▶ [Exercise aim]: Reproduce all the material exactly, minus any pictures it holds.

Stored items from a collection:
——————
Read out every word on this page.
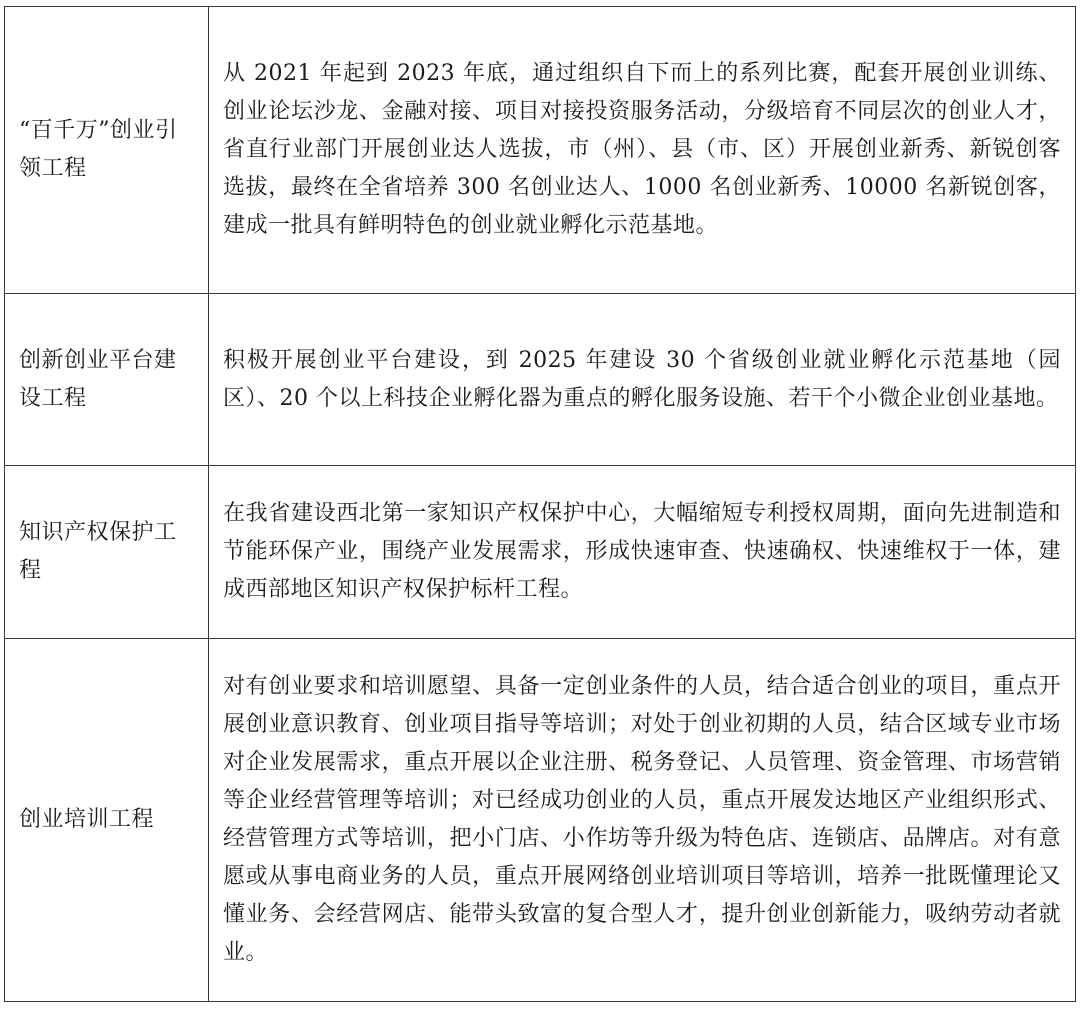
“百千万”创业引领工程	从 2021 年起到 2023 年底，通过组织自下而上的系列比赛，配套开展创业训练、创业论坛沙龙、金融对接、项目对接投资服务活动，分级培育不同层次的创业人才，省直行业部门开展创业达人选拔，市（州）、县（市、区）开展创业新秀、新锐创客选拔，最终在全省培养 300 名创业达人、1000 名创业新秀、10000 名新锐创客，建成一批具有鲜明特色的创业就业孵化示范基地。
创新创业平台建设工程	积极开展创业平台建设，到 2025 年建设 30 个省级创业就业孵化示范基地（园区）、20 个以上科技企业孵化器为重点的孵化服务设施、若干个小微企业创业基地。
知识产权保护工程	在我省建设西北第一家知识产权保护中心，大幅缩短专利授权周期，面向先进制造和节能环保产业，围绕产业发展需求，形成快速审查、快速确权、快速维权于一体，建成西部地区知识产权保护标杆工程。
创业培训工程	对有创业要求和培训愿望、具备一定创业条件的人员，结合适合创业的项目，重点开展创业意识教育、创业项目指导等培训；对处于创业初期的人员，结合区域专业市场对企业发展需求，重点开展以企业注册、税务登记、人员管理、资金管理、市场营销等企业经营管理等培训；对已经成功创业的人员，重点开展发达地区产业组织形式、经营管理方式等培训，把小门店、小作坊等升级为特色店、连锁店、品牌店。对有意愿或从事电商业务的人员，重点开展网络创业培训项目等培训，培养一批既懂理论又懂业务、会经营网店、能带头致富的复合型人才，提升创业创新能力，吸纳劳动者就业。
——————
▶ [Result for this exercise]:
Read out every word on this page.
“百千万”创业引领工程	从 2021 年起到 2023 年底，通过组织自下而上的系列比赛，配套开展创业训练、创业论坛沙龙、金融对接、项目对接投资服务活动，分级培育不同层次的创业人才，省直行业部门开展创业达人选拔，市（州）、县（市、区）开展创业新秀、新锐创客选拔，最终在全省培养 300 名创业达人、1000 名创业新秀、10000 名新锐创客，建成一批具有鲜明特色的创业就业孵化示范基地。
创新创业平台建设工程	积极开展创业平台建设，到 2025 年建设 30 个省级创业就业孵化示范基地（园区）、20 个以上科技企业孵化器为重点的孵化服务设施、若干个小微企业创业基地。
知识产权保护工程	在我省建设西北第一家知识产权保护中心，大幅缩短专利授权周期，面向先进制造和节能环保产业，围绕产业发展需求，形成快速审查、快速确权、快速维权于一体，建成西部地区知识产权保护标杆工程。
创业培训工程	对有创业要求和培训愿望、具备一定创业条件的人员，结合适合创业的项目，重点开展创业意识教育、创业项目指导等培训；对处于创业初期的人员，结合区域专业市场对企业发展需求，重点开展以企业注册、税务登记、人员管理、资金管理、市场营销等企业经营管理等培训；对已经成功创业的人员，重点开展发达地区产业组织形式、经营管理方式等培训，把小门店、小作坊等升级为特色店、连锁店、品牌店。对有意愿或从事电商业务的人员，重点开展网络创业培训项目等培训，培养一批既懂理论又懂业务、会经营网店、能带头致富的复合型人才，提升创业创新能力，吸纳劳动者就业。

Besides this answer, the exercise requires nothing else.